Provide the number of lines where the word "avatar" occurs, and no other text.

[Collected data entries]
****************

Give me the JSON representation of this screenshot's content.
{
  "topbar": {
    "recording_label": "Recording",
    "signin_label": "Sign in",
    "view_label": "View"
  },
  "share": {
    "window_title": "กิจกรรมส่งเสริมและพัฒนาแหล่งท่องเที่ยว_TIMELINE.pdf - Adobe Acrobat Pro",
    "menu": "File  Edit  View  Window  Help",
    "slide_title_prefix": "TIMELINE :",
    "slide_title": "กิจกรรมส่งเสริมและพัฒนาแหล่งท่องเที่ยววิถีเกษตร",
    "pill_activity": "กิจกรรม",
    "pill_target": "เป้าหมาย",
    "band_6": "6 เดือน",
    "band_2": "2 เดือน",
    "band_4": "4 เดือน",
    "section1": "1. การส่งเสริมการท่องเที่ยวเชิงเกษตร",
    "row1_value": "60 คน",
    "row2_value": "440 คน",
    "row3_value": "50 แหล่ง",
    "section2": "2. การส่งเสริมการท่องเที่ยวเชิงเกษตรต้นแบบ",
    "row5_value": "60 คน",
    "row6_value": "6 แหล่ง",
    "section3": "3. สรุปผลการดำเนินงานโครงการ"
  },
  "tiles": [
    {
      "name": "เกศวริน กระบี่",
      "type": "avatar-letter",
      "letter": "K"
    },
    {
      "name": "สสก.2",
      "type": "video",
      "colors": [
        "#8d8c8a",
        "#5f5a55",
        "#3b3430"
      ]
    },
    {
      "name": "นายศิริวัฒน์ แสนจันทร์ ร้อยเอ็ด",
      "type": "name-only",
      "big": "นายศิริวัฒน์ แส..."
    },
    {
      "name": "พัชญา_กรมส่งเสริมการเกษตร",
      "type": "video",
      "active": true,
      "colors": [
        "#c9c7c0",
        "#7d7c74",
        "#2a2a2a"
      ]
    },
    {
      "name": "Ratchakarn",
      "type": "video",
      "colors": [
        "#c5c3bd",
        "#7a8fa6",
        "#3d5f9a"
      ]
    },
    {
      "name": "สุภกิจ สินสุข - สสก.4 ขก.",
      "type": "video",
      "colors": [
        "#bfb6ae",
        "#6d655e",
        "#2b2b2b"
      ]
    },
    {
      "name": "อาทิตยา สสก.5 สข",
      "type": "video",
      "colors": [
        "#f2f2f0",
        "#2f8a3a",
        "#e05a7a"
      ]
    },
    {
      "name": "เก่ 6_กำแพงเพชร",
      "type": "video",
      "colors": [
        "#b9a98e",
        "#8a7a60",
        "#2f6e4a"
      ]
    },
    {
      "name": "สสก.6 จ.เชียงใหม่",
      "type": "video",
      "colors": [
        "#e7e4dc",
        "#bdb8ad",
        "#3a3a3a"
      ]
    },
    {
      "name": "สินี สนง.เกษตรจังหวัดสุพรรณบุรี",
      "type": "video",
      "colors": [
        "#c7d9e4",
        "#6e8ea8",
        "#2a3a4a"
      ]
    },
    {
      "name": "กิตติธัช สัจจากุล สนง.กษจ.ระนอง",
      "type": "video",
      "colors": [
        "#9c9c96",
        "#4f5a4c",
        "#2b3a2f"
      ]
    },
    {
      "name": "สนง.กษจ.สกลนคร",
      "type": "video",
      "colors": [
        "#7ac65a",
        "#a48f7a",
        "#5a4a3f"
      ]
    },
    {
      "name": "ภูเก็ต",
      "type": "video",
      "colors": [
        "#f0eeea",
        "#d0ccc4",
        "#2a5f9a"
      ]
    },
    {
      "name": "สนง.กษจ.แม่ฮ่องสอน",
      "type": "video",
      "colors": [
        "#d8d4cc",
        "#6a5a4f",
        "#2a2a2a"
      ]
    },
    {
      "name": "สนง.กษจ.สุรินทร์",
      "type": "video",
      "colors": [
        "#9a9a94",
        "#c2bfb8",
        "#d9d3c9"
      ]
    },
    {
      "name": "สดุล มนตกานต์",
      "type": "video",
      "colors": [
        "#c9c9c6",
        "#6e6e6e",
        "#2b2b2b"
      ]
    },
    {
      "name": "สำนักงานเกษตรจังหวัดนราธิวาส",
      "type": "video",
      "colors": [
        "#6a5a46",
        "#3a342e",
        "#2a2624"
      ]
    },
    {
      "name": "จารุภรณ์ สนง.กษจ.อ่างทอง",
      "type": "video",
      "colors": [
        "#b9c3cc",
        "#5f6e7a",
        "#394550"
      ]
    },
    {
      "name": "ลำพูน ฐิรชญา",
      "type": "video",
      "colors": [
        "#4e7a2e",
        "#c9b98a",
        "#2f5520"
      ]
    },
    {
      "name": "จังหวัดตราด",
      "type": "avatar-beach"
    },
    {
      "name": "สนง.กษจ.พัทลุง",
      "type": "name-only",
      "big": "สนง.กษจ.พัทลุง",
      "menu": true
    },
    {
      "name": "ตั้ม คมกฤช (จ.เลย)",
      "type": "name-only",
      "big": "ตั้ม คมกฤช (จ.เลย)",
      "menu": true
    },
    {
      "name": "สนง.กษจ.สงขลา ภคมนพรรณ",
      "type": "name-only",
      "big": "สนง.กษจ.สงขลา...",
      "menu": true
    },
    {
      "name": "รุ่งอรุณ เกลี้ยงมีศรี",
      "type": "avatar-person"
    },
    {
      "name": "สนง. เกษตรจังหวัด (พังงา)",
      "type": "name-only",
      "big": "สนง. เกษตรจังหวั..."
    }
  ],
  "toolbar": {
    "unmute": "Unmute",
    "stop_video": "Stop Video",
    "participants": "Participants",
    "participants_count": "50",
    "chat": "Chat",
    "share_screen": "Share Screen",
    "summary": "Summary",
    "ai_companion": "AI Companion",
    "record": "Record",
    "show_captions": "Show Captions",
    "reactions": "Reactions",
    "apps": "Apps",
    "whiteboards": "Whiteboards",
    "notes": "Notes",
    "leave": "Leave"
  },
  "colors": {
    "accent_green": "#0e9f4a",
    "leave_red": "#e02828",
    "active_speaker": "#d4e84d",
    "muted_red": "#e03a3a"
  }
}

****************

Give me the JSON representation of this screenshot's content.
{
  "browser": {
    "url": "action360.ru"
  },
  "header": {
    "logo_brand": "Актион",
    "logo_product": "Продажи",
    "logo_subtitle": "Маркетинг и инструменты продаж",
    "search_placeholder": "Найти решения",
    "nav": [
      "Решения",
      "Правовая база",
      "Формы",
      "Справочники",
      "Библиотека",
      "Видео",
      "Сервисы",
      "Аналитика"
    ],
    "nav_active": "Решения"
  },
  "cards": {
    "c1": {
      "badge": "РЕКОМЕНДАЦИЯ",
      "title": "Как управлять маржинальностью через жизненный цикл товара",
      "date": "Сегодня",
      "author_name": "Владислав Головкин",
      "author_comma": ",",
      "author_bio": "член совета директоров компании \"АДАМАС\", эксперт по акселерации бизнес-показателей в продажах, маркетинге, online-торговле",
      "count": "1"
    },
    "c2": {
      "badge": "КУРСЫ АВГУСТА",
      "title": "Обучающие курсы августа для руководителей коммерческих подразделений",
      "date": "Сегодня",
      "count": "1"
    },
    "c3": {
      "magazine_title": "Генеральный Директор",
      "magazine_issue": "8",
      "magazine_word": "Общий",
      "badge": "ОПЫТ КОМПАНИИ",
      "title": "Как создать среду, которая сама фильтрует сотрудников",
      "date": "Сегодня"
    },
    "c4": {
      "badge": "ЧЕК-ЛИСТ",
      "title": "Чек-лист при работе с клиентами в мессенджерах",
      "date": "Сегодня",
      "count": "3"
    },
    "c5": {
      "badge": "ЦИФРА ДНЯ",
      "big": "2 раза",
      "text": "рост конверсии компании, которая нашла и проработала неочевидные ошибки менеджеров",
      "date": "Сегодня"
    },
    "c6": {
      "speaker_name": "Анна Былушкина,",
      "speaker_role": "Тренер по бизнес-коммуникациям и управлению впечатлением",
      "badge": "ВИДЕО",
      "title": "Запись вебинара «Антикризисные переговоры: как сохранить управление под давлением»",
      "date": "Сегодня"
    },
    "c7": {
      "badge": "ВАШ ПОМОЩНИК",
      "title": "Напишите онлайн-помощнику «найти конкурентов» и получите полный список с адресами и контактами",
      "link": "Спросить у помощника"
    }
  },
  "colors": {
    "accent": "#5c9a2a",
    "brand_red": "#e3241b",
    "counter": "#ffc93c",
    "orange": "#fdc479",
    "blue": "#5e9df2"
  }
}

****************

**Solution**
3